* [Objective] Your task is to print every entry below exactly as given.

────

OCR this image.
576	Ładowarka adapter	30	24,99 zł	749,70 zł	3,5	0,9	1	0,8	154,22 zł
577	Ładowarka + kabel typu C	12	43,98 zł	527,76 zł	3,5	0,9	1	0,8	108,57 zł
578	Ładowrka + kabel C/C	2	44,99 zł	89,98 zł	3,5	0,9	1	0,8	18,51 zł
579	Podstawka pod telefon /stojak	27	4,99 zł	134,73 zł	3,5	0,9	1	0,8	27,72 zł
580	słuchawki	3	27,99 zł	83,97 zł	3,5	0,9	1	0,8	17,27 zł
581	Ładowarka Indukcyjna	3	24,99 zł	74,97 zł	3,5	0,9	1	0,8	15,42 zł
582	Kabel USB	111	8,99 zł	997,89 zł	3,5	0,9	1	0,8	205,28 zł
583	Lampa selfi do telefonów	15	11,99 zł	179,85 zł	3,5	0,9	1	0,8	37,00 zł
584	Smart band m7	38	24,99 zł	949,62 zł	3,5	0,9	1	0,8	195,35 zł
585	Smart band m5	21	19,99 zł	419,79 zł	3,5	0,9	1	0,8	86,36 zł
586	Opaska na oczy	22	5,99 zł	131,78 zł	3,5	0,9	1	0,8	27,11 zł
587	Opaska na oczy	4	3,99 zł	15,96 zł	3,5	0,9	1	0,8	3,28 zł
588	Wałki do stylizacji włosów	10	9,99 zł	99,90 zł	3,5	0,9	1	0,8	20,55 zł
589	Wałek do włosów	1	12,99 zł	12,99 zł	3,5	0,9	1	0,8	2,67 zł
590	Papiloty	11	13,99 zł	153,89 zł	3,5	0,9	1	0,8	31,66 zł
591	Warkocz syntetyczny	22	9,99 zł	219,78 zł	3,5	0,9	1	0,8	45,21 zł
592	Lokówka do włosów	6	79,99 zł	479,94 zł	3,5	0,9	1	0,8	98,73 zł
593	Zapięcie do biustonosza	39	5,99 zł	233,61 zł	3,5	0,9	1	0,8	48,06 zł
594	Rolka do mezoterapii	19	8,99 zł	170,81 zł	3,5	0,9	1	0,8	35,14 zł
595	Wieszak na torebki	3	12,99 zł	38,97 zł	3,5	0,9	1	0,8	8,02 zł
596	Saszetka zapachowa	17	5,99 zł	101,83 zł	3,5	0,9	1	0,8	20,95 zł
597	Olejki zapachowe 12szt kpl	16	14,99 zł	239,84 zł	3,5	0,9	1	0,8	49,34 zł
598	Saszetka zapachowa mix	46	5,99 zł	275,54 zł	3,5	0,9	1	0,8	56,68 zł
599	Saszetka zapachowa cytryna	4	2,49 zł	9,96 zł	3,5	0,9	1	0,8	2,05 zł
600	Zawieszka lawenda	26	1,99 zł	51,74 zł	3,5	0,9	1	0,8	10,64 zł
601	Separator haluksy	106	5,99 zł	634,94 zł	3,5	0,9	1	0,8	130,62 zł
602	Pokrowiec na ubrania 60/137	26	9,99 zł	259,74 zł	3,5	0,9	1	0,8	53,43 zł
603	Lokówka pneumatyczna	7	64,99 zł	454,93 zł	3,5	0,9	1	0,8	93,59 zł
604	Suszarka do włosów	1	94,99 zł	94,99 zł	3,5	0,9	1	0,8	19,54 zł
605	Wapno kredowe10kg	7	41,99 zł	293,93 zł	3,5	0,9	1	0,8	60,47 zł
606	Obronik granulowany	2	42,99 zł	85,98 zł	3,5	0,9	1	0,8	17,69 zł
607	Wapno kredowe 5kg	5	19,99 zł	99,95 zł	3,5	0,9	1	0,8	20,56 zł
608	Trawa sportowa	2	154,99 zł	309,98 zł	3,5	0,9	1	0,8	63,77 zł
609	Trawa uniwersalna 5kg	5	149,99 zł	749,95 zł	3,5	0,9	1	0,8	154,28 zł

────

* [Output for this task]
OCR this image.
576	Ładowarka adapter	30	24,99 zł	749,70 zł	3,5	0,9	1	0,8	154,22 zł
577	Ładowarka + kabel typu C	12	43,98 zł	527,76 zł	3,5	0,9	1	0,8	108,57 zł
578	Ładowrka + kabel C/C	2	44,99 zł	89,98 zł	3,5	0,9	1	0,8	18,51 zł
579	Podstawka pod telefon /stojak	27	4,99 zł	134,73 zł	3,5	0,9	1	0,8	27,72 zł
580	słuchawki	3	27,99 zł	83,97 zł	3,5	0,9	1	0,8	17,27 zł
581	Ładowarka Indukcyjna	3	24,99 zł	74,97 zł	3,5	0,9	1	0,8	15,42 zł
582	Kabel USB	111	8,99 zł	997,89 zł	3,5	0,9	1	0,8	205,28 zł
583	Lampa selfi do telefonów	15	11,99 zł	179,85 zł	3,5	0,9	1	0,8	37,00 zł
584	Smart band m7	38	24,99 zł	949,62 zł	3,5	0,9	1	0,8	195,35 zł
585	Smart band m5	21	19,99 zł	419,79 zł	3,5	0,9	1	0,8	86,36 zł
586	Opaska na oczy	22	5,99 zł	131,78 zł	3,5	0,9	1	0,8	27,11 zł
587	Opaska na oczy	4	3,99 zł	15,96 zł	3,5	0,9	1	0,8	3,28 zł
588	Wałki do stylizacji włosów	10	9,99 zł	99,90 zł	3,5	0,9	1	0,8	20,55 zł
589	Wałek do włosów	1	12,99 zł	12,99 zł	3,5	0,9	1	0,8	2,67 zł
590	Papiloty	11	13,99 zł	153,89 zł	3,5	0,9	1	0,8	31,66 zł
591	Warkocz syntetyczny	22	9,99 zł	219,78 zł	3,5	0,9	1	0,8	45,21 zł
592	Lokówka do włosów	6	79,99 zł	479,94 zł	3,5	0,9	1	0,8	98,73 zł
593	Zapięcie do biustonosza	39	5,99 zł	233,61 zł	3,5	0,9	1	0,8	48,06 zł
594	Rolka do mezoterapii	19	8,99 zł	170,81 zł	3,5	0,9	1	0,8	35,14 zł
595	Wieszak na torebki	3	12,99 zł	38,97 zł	3,5	0,9	1	0,8	8,02 zł
596	Saszetka zapachowa	17	5,99 zł	101,83 zł	3,5	0,9	1	0,8	20,95 zł
597	Olejki zapachowe 12szt kpl	16	14,99 zł	239,84 zł	3,5	0,9	1	0,8	49,34 zł
598	Saszetka zapachowa mix	46	5,99 zł	275,54 zł	3,5	0,9	1	0,8	56,68 zł
599	Saszetka zapachowa cytryna	4	2,49 zł	9,96 zł	3,5	0,9	1	0,8	2,05 zł
600	Zawieszka lawenda	26	1,99 zł	51,74 zł	3,5	0,9	1	0,8	10,64 zł
601	Separator haluksy	106	5,99 zł	634,94 zł	3,5	0,9	1	0,8	130,62 zł
602	Pokrowiec na ubrania 60/137	26	9,99 zł	259,74 zł	3,5	0,9	1	0,8	53,43 zł
603	Lokówka pneumatyczna	7	64,99 zł	454,93 zł	3,5	0,9	1	0,8	93,59 zł
604	Suszarka do włosów	1	94,99 zł	94,99 zł	3,5	0,9	1	0,8	19,54 zł
605	Wapno kredowe10kg	7	41,99 zł	293,93 zł	3,5	0,9	1	0,8	60,47 zł
606	Obronik granulowany	2	42,99 zł	85,98 zł	3,5	0,9	1	0,8	17,69 zł
607	Wapno kredowe 5kg	5	19,99 zł	99,95 zł	3,5	0,9	1	0,8	20,56 zł
608	Trawa sportowa	2	154,99 zł	309,98 zł	3,5	0,9	1	0,8	63,77 zł
609	Trawa uniwersalna 5kg	5	149,99 zł	749,95 zł	3,5	0,9	1	0,8	154,28 zł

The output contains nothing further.